Show each line that has the string "Kepatuhan" in it.

┄┄┄┄┄┄┄┄┄┄

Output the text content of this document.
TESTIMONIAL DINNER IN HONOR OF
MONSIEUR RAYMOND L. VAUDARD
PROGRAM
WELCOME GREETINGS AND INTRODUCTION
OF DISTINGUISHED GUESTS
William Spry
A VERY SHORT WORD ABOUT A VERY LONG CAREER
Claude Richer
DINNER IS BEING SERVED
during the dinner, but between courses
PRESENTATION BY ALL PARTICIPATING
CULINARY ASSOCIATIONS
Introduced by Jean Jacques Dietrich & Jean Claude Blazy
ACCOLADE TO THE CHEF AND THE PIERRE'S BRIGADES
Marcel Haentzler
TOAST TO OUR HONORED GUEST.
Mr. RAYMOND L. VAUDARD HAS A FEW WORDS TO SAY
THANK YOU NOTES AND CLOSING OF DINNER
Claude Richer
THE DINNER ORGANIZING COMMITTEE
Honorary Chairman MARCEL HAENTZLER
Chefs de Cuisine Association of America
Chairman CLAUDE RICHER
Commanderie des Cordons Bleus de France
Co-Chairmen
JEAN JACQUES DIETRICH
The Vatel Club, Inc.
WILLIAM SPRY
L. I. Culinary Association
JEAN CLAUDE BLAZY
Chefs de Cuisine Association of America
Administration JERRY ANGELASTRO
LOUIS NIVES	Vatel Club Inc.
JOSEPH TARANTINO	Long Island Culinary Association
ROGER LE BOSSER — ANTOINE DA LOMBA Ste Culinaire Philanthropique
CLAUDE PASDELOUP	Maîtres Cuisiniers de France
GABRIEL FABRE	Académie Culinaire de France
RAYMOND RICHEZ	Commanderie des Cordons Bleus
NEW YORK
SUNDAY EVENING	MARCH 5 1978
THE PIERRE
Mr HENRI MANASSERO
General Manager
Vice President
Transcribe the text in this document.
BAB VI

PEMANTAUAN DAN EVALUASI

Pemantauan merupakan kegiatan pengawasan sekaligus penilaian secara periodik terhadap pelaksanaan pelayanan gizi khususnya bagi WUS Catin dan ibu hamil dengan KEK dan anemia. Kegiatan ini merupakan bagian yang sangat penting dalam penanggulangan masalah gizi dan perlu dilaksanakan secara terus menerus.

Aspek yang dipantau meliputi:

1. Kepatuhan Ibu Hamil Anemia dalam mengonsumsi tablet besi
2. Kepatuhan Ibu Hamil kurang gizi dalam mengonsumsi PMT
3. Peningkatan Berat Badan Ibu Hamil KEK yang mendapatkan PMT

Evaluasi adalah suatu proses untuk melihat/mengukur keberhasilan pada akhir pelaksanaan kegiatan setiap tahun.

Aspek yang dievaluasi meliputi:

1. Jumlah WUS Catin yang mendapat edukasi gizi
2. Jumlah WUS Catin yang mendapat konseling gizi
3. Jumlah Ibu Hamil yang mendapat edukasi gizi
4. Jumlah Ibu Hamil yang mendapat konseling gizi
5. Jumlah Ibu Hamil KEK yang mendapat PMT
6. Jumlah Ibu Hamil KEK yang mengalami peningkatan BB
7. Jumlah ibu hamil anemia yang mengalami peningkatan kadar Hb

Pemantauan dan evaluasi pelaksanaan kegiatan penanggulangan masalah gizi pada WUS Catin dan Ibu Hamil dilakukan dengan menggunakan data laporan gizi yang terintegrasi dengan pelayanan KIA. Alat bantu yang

┄┄┄┄┄┄┄┄┄┄

> _Written response_:
1. Kepatuhan Ibu Hamil Anemia dalam mengonsumsi tablet besi
2. Kepatuhan Ibu Hamil kurang gizi dalam mengonsumsi PMT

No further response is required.